-- Begin PROVIDED RECORDS --
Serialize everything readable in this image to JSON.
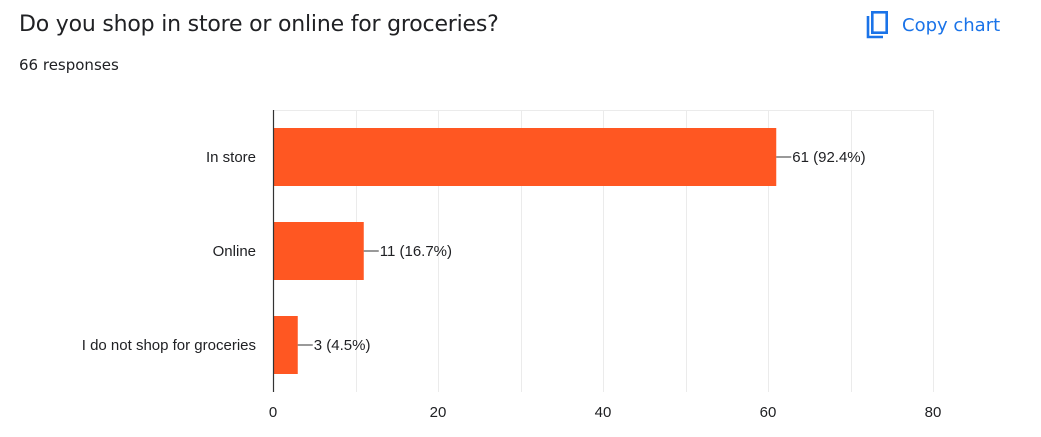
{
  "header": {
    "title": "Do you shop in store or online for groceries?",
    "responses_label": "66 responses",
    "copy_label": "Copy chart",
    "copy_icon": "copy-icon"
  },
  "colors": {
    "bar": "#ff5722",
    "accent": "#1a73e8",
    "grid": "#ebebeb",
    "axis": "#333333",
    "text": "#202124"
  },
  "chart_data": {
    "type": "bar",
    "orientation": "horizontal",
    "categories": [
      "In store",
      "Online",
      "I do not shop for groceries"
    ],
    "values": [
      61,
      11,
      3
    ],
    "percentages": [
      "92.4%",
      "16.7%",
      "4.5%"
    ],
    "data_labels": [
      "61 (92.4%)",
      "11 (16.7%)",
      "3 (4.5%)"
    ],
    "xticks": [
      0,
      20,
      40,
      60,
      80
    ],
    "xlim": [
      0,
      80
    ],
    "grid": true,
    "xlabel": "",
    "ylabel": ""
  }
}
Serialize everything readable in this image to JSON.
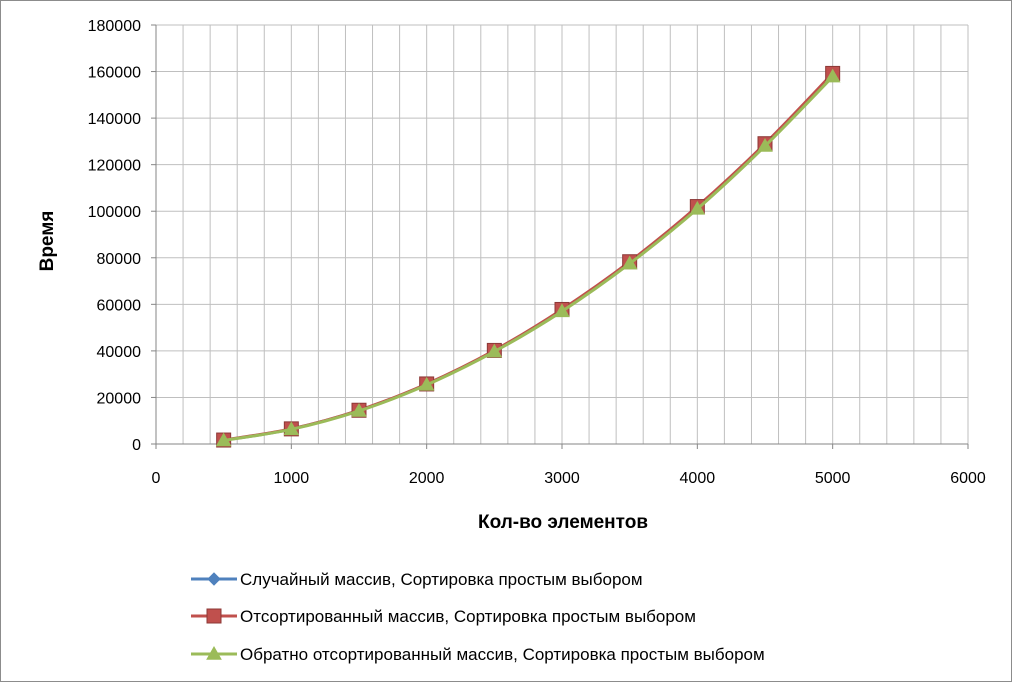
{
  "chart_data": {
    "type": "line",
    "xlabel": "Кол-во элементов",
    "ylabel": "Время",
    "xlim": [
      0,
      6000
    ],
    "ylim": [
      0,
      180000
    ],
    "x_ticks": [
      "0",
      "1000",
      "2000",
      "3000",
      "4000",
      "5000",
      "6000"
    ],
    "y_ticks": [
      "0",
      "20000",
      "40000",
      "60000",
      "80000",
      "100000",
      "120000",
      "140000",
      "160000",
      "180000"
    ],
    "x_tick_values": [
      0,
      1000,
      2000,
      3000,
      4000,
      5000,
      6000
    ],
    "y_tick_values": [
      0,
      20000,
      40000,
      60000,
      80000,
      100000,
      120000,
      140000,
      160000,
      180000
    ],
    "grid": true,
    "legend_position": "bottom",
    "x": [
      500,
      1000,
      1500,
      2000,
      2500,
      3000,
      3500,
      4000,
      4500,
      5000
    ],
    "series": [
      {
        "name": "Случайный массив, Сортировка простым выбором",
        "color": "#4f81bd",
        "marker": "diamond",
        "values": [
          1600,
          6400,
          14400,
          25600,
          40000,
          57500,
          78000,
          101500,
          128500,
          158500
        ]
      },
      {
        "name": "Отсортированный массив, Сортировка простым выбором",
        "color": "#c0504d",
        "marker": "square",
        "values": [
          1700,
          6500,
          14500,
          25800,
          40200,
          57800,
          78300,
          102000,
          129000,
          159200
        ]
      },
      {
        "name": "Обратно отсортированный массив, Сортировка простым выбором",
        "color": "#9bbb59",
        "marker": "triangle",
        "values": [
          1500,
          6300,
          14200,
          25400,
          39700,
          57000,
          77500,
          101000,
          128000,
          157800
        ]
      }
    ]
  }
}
-- End PROVIDED RECORDS --
> **GIVEN TASK**
Retype everything in the material word for word, minus pictures.

> **RESPONSE TO THE TASK**
Serialize everything readable in this image to JSON.
{
  "header": {
    "title": "Do you shop in store or online for groceries?",
    "responses_label": "66 responses",
    "copy_label": "Copy chart",
    "copy_icon": "copy-icon"
  },
  "colors": {
    "bar": "#ff5722",
    "accent": "#1a73e8",
    "grid": "#ebebeb",
    "axis": "#333333",
    "text": "#202124"
  },
  "chart_data": {
    "type": "bar",
    "orientation": "horizontal",
    "categories": [
      "In store",
      "Online",
      "I do not shop for groceries"
    ],
    "values": [
      61,
      11,
      3
    ],
    "percentages": [
      "92.4%",
      "16.7%",
      "4.5%"
    ],
    "data_labels": [
      "61 (92.4%)",
      "11 (16.7%)",
      "3 (4.5%)"
    ],
    "xticks": [
      0,
      20,
      40,
      60,
      80
    ],
    "xlim": [
      0,
      80
    ],
    "grid": true,
    "xlabel": "",
    "ylabel": ""
  }
}
Serialize everything readable in this image to JSON.
{
  "chart_data": {
    "type": "line",
    "xlabel": "Кол-во элементов",
    "ylabel": "Время",
    "xlim": [
      0,
      6000
    ],
    "ylim": [
      0,
      180000
    ],
    "x_ticks": [
      "0",
      "1000",
      "2000",
      "3000",
      "4000",
      "5000",
      "6000"
    ],
    "y_ticks": [
      "0",
      "20000",
      "40000",
      "60000",
      "80000",
      "100000",
      "120000",
      "140000",
      "160000",
      "180000"
    ],
    "x_tick_values": [
      0,
      1000,
      2000,
      3000,
      4000,
      5000,
      6000
    ],
    "y_tick_values": [
      0,
      20000,
      40000,
      60000,
      80000,
      100000,
      120000,
      140000,
      160000,
      180000
    ],
    "grid": true,
    "legend_position": "bottom",
    "x": [
      500,
      1000,
      1500,
      2000,
      2500,
      3000,
      3500,
      4000,
      4500,
      5000
    ],
    "series": [
      {
        "name": "Случайный массив, Сортировка простым выбором",
        "color": "#4f81bd",
        "marker": "diamond",
        "values": [
          1600,
          6400,
          14400,
          25600,
          40000,
          57500,
          78000,
          101500,
          128500,
          158500
        ]
      },
      {
        "name": "Отсортированный массив, Сортировка простым выбором",
        "color": "#c0504d",
        "marker": "square",
        "values": [
          1700,
          6500,
          14500,
          25800,
          40200,
          57800,
          78300,
          102000,
          129000,
          159200
        ]
      },
      {
        "name": "Обратно отсортированный массив, Сортировка простым выбором",
        "color": "#9bbb59",
        "marker": "triangle",
        "values": [
          1500,
          6300,
          14200,
          25400,
          39700,
          57000,
          77500,
          101000,
          128000,
          157800
        ]
      }
    ]
  }
}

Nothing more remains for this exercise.